• [WHAT YOU ARE ASKED TO DO] Leave out the pictures and repeat the rest of the material exactly.
──────── DATA LISTING ────────
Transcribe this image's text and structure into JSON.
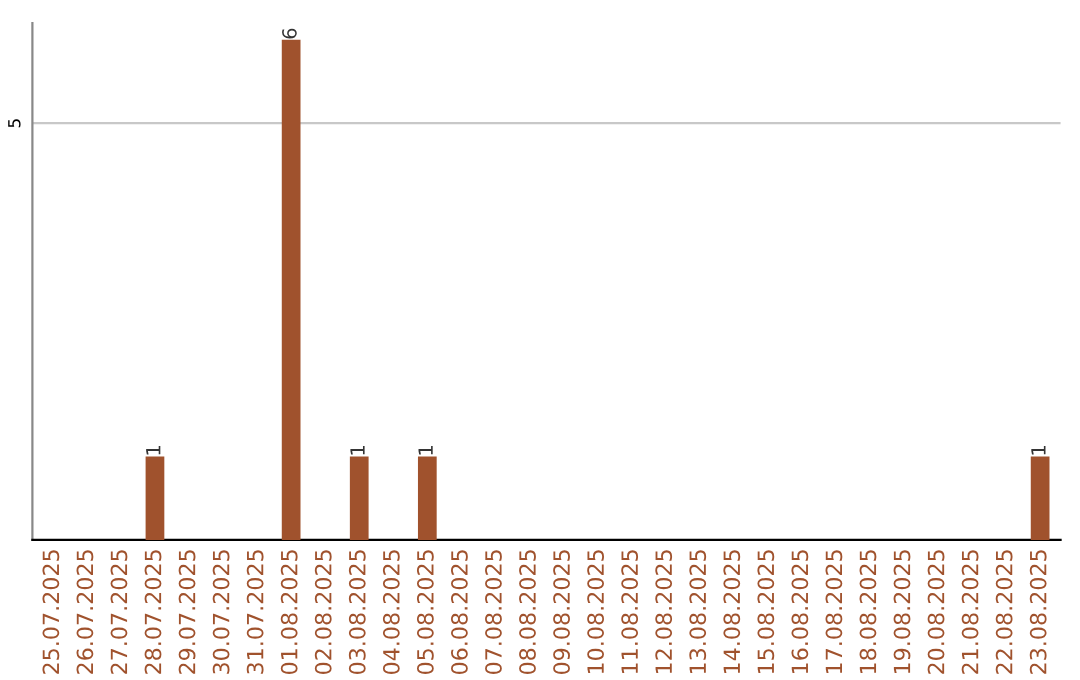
{
  "chart_data": {
    "type": "bar",
    "categories": [
      "25.07.2025",
      "26.07.2025",
      "27.07.2025",
      "28.07.2025",
      "29.07.2025",
      "30.07.2025",
      "31.07.2025",
      "01.08.2025",
      "02.08.2025",
      "03.08.2025",
      "04.08.2025",
      "05.08.2025",
      "06.08.2025",
      "07.08.2025",
      "08.08.2025",
      "09.08.2025",
      "10.08.2025",
      "11.08.2025",
      "12.08.2025",
      "13.08.2025",
      "14.08.2025",
      "15.08.2025",
      "16.08.2025",
      "17.08.2025",
      "18.08.2025",
      "19.08.2025",
      "20.08.2025",
      "21.08.2025",
      "22.08.2025",
      "23.08.2025"
    ],
    "values": [
      0,
      0,
      0,
      1,
      0,
      0,
      0,
      6,
      0,
      1,
      0,
      1,
      0,
      0,
      0,
      0,
      0,
      0,
      0,
      0,
      0,
      0,
      0,
      0,
      0,
      0,
      0,
      0,
      0,
      1
    ],
    "value_labels": [
      null,
      null,
      null,
      "1",
      null,
      null,
      null,
      "6",
      null,
      "1",
      null,
      "1",
      null,
      null,
      null,
      null,
      null,
      null,
      null,
      null,
      null,
      null,
      null,
      null,
      null,
      null,
      null,
      null,
      null,
      "1"
    ],
    "color": "#a0522d",
    "ylim": [
      0,
      6.2
    ],
    "yticks": [
      5
    ],
    "grid": "y"
  }
}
────────
• [PROBLEM SOLUTION]
Transcribe this image's text and structure into JSON.
{
  "chart_data": {
    "type": "bar",
    "categories": [
      "25.07.2025",
      "26.07.2025",
      "27.07.2025",
      "28.07.2025",
      "29.07.2025",
      "30.07.2025",
      "31.07.2025",
      "01.08.2025",
      "02.08.2025",
      "03.08.2025",
      "04.08.2025",
      "05.08.2025",
      "06.08.2025",
      "07.08.2025",
      "08.08.2025",
      "09.08.2025",
      "10.08.2025",
      "11.08.2025",
      "12.08.2025",
      "13.08.2025",
      "14.08.2025",
      "15.08.2025",
      "16.08.2025",
      "17.08.2025",
      "18.08.2025",
      "19.08.2025",
      "20.08.2025",
      "21.08.2025",
      "22.08.2025",
      "23.08.2025"
    ],
    "values": [
      0,
      0,
      0,
      1,
      0,
      0,
      0,
      6,
      0,
      1,
      0,
      1,
      0,
      0,
      0,
      0,
      0,
      0,
      0,
      0,
      0,
      0,
      0,
      0,
      0,
      0,
      0,
      0,
      0,
      1
    ],
    "value_labels": [
      null,
      null,
      null,
      "1",
      null,
      null,
      null,
      "6",
      null,
      "1",
      null,
      "1",
      null,
      null,
      null,
      null,
      null,
      null,
      null,
      null,
      null,
      null,
      null,
      null,
      null,
      null,
      null,
      null,
      null,
      "1"
    ],
    "color": "#a0522d",
    "ylim": [
      0,
      6.2
    ],
    "yticks": [
      5
    ],
    "grid": "y"
  }
}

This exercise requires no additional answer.